WRITTEN TASK: Every entry must be echoed exactly.

━━━ SUPPLIED MATERIAL ━━━

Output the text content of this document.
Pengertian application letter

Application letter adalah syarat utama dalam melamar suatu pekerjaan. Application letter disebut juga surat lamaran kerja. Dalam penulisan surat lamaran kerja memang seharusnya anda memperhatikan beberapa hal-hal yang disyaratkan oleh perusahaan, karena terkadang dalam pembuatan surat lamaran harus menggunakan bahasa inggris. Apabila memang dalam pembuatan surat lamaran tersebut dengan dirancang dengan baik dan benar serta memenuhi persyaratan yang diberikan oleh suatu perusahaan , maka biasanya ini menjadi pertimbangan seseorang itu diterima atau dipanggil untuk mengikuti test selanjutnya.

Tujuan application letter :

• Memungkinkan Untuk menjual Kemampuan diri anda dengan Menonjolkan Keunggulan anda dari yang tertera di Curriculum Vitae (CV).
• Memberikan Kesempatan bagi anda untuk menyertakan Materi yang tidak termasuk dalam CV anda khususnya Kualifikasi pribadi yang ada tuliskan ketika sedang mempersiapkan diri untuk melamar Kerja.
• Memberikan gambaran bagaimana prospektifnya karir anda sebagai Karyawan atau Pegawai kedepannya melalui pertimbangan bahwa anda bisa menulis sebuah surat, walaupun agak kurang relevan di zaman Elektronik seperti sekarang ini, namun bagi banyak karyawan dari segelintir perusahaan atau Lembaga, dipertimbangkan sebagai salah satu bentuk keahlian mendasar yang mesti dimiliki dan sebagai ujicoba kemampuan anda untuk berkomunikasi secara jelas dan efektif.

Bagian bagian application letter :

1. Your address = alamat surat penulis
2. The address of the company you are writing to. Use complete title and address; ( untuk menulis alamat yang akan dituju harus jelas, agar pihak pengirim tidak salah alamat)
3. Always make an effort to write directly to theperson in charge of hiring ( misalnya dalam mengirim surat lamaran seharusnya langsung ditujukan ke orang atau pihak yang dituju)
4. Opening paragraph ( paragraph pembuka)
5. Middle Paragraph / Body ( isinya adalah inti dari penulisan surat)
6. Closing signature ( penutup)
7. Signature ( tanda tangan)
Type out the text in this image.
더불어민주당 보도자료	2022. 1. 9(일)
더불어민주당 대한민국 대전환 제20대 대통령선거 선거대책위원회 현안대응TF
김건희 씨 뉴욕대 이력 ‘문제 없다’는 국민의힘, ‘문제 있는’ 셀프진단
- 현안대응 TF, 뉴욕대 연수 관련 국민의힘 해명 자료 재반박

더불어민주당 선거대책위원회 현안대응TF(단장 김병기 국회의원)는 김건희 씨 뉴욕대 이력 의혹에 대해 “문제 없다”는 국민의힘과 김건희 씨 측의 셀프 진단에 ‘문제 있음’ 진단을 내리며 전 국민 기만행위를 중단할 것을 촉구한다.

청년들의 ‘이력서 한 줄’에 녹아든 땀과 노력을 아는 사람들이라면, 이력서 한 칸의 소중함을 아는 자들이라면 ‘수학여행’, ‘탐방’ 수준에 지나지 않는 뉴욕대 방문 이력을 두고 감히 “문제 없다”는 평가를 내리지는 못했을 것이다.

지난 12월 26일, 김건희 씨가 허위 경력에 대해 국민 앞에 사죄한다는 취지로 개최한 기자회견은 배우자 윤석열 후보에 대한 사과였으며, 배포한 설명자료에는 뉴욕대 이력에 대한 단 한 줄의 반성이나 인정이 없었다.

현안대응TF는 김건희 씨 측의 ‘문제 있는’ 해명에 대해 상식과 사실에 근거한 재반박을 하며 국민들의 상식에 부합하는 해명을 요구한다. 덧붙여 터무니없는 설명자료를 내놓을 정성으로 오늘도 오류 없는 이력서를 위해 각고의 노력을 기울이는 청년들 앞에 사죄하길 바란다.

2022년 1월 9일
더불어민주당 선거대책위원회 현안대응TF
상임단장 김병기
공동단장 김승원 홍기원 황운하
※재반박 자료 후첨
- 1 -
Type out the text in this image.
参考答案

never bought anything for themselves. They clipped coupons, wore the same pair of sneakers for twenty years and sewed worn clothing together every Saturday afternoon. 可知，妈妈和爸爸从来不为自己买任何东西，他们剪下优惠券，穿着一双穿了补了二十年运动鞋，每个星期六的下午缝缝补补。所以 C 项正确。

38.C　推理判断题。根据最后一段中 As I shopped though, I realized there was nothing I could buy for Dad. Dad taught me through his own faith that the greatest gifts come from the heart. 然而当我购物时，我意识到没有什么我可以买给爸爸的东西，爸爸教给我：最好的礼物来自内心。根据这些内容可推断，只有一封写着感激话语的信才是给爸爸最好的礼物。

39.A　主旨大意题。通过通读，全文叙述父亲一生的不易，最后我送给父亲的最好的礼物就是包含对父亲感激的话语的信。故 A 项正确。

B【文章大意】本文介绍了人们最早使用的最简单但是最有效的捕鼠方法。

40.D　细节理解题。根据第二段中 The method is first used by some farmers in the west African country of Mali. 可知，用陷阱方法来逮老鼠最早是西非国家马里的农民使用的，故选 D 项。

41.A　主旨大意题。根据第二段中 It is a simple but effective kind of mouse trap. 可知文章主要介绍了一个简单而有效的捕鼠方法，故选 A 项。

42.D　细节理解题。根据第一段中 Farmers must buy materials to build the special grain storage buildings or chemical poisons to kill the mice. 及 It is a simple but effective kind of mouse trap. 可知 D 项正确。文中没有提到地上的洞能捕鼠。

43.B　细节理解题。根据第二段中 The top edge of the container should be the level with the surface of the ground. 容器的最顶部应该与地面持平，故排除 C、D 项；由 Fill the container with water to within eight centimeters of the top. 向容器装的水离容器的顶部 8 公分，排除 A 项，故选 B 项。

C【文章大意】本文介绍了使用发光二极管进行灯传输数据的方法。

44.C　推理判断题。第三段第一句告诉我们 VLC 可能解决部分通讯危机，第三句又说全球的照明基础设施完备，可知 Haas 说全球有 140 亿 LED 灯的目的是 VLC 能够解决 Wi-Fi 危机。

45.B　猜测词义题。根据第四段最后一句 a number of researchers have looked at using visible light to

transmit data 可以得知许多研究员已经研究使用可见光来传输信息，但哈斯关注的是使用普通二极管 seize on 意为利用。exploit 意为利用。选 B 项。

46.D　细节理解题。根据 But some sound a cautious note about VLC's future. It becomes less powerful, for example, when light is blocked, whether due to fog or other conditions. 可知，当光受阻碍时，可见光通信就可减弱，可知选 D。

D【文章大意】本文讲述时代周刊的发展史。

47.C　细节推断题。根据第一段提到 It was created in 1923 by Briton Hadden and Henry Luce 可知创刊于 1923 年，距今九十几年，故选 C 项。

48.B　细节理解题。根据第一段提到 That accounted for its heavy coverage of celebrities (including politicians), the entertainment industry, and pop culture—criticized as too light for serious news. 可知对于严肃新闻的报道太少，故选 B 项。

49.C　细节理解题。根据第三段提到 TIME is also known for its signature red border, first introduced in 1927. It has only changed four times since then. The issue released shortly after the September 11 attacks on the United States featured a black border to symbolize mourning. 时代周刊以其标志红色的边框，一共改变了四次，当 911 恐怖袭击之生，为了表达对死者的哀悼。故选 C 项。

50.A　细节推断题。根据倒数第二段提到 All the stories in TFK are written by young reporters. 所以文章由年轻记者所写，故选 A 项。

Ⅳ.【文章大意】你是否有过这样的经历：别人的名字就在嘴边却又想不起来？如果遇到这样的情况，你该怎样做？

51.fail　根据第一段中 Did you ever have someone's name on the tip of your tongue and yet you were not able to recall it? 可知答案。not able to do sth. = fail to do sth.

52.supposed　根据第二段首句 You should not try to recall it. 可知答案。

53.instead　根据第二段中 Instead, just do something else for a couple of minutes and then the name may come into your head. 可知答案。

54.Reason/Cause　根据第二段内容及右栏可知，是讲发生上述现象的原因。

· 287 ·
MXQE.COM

━━━

RESULT OF THE TASK:
Output the text content of this document.
Pengertian application letter

Application letter adalah syarat utama dalam melamar suatu pekerjaan. Application letter disebut juga surat lamaran kerja. Dalam penulisan surat lamaran kerja memang seharusnya anda memperhatikan beberapa hal-hal yang disyaratkan oleh perusahaan, karena terkadang dalam pembuatan surat lamaran harus menggunakan bahasa inggris. Apabila memang dalam pembuatan surat lamaran tersebut dengan dirancang dengan baik dan benar serta memenuhi persyaratan yang diberikan oleh suatu perusahaan , maka biasanya ini menjadi pertimbangan seseorang itu diterima atau dipanggil untuk mengikuti test selanjutnya.

Tujuan application letter :

• Memungkinkan Untuk menjual Kemampuan diri anda dengan Menonjolkan Keunggulan anda dari yang tertera di Curriculum Vitae (CV).
• Memberikan Kesempatan bagi anda untuk menyertakan Materi yang tidak termasuk dalam CV anda khususnya Kualifikasi pribadi yang ada tuliskan ketika sedang mempersiapkan diri untuk melamar Kerja.
• Memberikan gambaran bagaimana prospektifnya karir anda sebagai Karyawan atau Pegawai kedepannya melalui pertimbangan bahwa anda bisa menulis sebuah surat, walaupun agak kurang relevan di zaman Elektronik seperti sekarang ini, namun bagi banyak karyawan dari segelintir perusahaan atau Lembaga, dipertimbangkan sebagai salah satu bentuk keahlian mendasar yang mesti dimiliki dan sebagai ujicoba kemampuan anda untuk berkomunikasi secara jelas dan efektif.

Bagian bagian application letter :

1. Your address = alamat surat penulis
2. The address of the company you are writing to. Use complete title and address; ( untuk menulis alamat yang akan dituju harus jelas, agar pihak pengirim tidak salah alamat)
3. Always make an effort to write directly to theperson in charge of hiring ( misalnya dalam mengirim surat lamaran seharusnya langsung ditujukan ke orang atau pihak yang dituju)
4. Opening paragraph ( paragraph pembuka)
5. Middle Paragraph / Body ( isinya adalah inti dari penulisan surat)
6. Closing signature ( penutup)
7. Signature ( tanda tangan)
Type out the text in this image.
더불어민주당 보도자료	2022. 1. 9(일)
더불어민주당 대한민국 대전환 제20대 대통령선거 선거대책위원회 현안대응TF
김건희 씨 뉴욕대 이력 ‘문제 없다’는 국민의힘, ‘문제 있는’ 셀프진단
- 현안대응 TF, 뉴욕대 연수 관련 국민의힘 해명 자료 재반박

더불어민주당 선거대책위원회 현안대응TF(단장 김병기 국회의원)는 김건희 씨 뉴욕대 이력 의혹에 대해 “문제 없다”는 국민의힘과 김건희 씨 측의 셀프 진단에 ‘문제 있음’ 진단을 내리며 전 국민 기만행위를 중단할 것을 촉구한다.

청년들의 ‘이력서 한 줄’에 녹아든 땀과 노력을 아는 사람들이라면, 이력서 한 칸의 소중함을 아는 자들이라면 ‘수학여행’, ‘탐방’ 수준에 지나지 않는 뉴욕대 방문 이력을 두고 감히 “문제 없다”는 평가를 내리지는 못했을 것이다.

지난 12월 26일, 김건희 씨가 허위 경력에 대해 국민 앞에 사죄한다는 취지로 개최한 기자회견은 배우자 윤석열 후보에 대한 사과였으며, 배포한 설명자료에는 뉴욕대 이력에 대한 단 한 줄의 반성이나 인정이 없었다.

현안대응TF는 김건희 씨 측의 ‘문제 있는’ 해명에 대해 상식과 사실에 근거한 재반박을 하며 국민들의 상식에 부합하는 해명을 요구한다. 덧붙여 터무니없는 설명자료를 내놓을 정성으로 오늘도 오류 없는 이력서를 위해 각고의 노력을 기울이는 청년들 앞에 사죄하길 바란다.

2022년 1월 9일
더불어민주당 선거대책위원회 현안대응TF
상임단장 김병기
공동단장 김승원 홍기원 황운하
※재반박 자료 후첨
- 1 -
Type out the text in this image.
参考答案

never bought anything for themselves. They clipped coupons, wore the same pair of sneakers for twenty years and sewed worn clothing together every Saturday afternoon. 可知，妈妈和爸爸从来不为自己买任何东西，他们剪下优惠券，穿着一双穿了补了二十年运动鞋，每个星期六的下午缝缝补补。所以 C 项正确。

38.C　推理判断题。根据最后一段中 As I shopped though, I realized there was nothing I could buy for Dad. Dad taught me through his own faith that the greatest gifts come from the heart. 然而当我购物时，我意识到没有什么我可以买给爸爸的东西，爸爸教给我：最好的礼物来自内心。根据这些内容可推断，只有一封写着感激话语的信才是给爸爸最好的礼物。

39.A　主旨大意题。通过通读，全文叙述父亲一生的不易，最后我送给父亲的最好的礼物就是包含对父亲感激的话语的信。故 A 项正确。

B【文章大意】本文介绍了人们最早使用的最简单但是最有效的捕鼠方法。

40.D　细节理解题。根据第二段中 The method is first used by some farmers in the west African country of Mali. 可知，用陷阱方法来逮老鼠最早是西非国家马里的农民使用的，故选 D 项。

41.A　主旨大意题。根据第二段中 It is a simple but effective kind of mouse trap. 可知文章主要介绍了一个简单而有效的捕鼠方法，故选 A 项。

42.D　细节理解题。根据第一段中 Farmers must buy materials to build the special grain storage buildings or chemical poisons to kill the mice. 及 It is a simple but effective kind of mouse trap. 可知 D 项正确。文中没有提到地上的洞能捕鼠。

43.B　细节理解题。根据第二段中 The top edge of the container should be the level with the surface of the ground. 容器的最顶部应该与地面持平，故排除 C、D 项；由 Fill the container with water to within eight centimeters of the top. 向容器装的水离容器的顶部 8 公分，排除 A 项，故选 B 项。

C【文章大意】本文介绍了使用发光二极管进行灯传输数据的方法。

44.C　推理判断题。第三段第一句告诉我们 VLC 可能解决部分通讯危机，第三句又说全球的照明基础设施完备，可知 Haas 说全球有 140 亿 LED 灯的目的是 VLC 能够解决 Wi-Fi 危机。

45.B　猜测词义题。根据第四段最后一句 a number of researchers have looked at using visible light to

transmit data 可以得知许多研究员已经研究使用可见光来传输信息，但哈斯关注的是使用普通二极管 seize on 意为利用。exploit 意为利用。选 B 项。

46.D　细节理解题。根据 But some sound a cautious note about VLC's future. It becomes less powerful, for example, when light is blocked, whether due to fog or other conditions. 可知，当光受阻碍时，可见光通信就可减弱，可知选 D。

D【文章大意】本文讲述时代周刊的发展史。

47.C　细节推断题。根据第一段提到 It was created in 1923 by Briton Hadden and Henry Luce 可知创刊于 1923 年，距今九十几年，故选 C 项。

48.B　细节理解题。根据第一段提到 That accounted for its heavy coverage of celebrities (including politicians), the entertainment industry, and pop culture—criticized as too light for serious news. 可知对于严肃新闻的报道太少，故选 B 项。

49.C　细节理解题。根据第三段提到 TIME is also known for its signature red border, first introduced in 1927. It has only changed four times since then. The issue released shortly after the September 11 attacks on the United States featured a black border to symbolize mourning. 时代周刊以其标志红色的边框，一共改变了四次，当 911 恐怖袭击之生，为了表达对死者的哀悼。故选 C 项。

50.A　细节推断题。根据倒数第二段提到 All the stories in TFK are written by young reporters. 所以文章由年轻记者所写，故选 A 项。

Ⅳ.【文章大意】你是否有过这样的经历：别人的名字就在嘴边却又想不起来？如果遇到这样的情况，你该怎样做？

51.fail　根据第一段中 Did you ever have someone's name on the tip of your tongue and yet you were not able to recall it? 可知答案。not able to do sth. = fail to do sth.

52.supposed　根据第二段首句 You should not try to recall it. 可知答案。

53.instead　根据第二段中 Instead, just do something else for a couple of minutes and then the name may come into your head. 可知答案。

54.Reason/Cause　根据第二段内容及右栏可知，是讲发生上述现象的原因。

· 287 ·
MXQE.COM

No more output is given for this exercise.